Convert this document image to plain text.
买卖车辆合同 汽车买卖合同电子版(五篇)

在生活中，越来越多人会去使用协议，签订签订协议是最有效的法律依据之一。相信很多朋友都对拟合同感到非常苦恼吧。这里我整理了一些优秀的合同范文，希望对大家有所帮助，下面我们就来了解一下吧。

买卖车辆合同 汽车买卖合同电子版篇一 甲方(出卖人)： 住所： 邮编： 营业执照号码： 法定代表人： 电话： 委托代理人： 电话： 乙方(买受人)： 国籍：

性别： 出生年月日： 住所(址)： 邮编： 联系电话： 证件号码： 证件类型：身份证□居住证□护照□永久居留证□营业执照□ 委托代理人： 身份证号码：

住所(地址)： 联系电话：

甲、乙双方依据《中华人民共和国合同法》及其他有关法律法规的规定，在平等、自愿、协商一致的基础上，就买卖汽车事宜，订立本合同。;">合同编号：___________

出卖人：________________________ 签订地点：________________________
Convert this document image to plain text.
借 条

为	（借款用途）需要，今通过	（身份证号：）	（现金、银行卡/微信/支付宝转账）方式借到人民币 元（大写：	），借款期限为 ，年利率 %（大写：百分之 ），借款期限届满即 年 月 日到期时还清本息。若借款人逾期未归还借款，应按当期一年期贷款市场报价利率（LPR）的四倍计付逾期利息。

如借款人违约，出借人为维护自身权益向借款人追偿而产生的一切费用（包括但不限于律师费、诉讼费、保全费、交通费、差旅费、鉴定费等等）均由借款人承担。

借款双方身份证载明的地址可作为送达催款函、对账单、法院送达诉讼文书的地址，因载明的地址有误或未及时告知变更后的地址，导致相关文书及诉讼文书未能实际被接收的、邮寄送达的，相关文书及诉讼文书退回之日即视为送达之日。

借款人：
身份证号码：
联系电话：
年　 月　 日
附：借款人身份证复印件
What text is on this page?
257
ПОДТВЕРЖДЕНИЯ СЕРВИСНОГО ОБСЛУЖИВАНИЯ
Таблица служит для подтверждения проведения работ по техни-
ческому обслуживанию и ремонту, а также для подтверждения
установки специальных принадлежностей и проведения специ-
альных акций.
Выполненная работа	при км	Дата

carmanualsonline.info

_Task directions_
Copy each line above that contains the word "проведения".

_Task answer_
Таблица служит для подтверждения проведения работ по техни-
установки специальных принадлежностей и проведения специ-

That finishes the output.